— Start Exercise input —
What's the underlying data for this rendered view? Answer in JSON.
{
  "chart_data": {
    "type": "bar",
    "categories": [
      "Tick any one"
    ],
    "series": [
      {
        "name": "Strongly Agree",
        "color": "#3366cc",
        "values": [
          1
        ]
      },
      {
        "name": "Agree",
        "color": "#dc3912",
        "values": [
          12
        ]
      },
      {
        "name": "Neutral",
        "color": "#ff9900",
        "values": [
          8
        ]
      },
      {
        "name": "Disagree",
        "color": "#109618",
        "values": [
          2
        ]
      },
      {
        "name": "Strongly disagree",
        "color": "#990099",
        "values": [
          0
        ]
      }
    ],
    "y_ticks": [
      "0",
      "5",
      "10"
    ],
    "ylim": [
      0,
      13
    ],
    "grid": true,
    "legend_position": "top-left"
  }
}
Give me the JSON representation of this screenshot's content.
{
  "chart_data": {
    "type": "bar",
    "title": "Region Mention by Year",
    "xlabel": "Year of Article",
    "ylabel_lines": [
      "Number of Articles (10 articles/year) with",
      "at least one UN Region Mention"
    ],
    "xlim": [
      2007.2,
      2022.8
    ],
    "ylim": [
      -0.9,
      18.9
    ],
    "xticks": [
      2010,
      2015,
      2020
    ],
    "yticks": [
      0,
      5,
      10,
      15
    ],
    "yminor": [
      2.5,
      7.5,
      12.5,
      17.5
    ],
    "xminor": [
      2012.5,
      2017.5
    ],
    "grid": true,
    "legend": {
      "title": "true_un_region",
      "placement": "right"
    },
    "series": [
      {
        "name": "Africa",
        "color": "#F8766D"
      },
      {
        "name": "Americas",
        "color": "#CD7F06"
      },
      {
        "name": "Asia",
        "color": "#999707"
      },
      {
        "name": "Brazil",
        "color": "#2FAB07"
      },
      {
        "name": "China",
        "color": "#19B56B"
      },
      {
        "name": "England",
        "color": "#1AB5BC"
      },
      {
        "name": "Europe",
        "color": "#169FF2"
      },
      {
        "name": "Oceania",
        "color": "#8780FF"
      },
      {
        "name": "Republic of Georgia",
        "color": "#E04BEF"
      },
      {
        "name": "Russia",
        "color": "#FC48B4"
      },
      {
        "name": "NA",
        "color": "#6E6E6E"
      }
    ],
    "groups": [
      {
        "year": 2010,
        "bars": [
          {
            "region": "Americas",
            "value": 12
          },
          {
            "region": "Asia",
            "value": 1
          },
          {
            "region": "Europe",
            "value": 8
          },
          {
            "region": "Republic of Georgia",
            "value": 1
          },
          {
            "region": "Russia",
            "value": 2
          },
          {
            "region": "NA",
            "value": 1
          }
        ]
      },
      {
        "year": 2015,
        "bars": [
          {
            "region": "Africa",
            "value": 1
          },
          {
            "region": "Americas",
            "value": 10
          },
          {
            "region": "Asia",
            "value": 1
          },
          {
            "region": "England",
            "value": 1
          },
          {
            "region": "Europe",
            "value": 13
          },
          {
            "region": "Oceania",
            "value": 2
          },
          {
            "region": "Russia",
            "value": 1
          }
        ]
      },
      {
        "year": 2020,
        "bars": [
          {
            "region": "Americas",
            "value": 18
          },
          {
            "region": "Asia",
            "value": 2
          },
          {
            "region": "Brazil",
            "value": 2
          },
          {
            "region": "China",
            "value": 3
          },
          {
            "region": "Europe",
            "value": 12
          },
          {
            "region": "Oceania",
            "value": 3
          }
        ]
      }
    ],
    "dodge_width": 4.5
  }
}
— End Exercise input —
Lines containing the word "this" must all be returned from the material above.

## Result of the task
What's the underlying data for this rendered view? Answer in JSON.
Give me the JSON representation of this screenshot's content.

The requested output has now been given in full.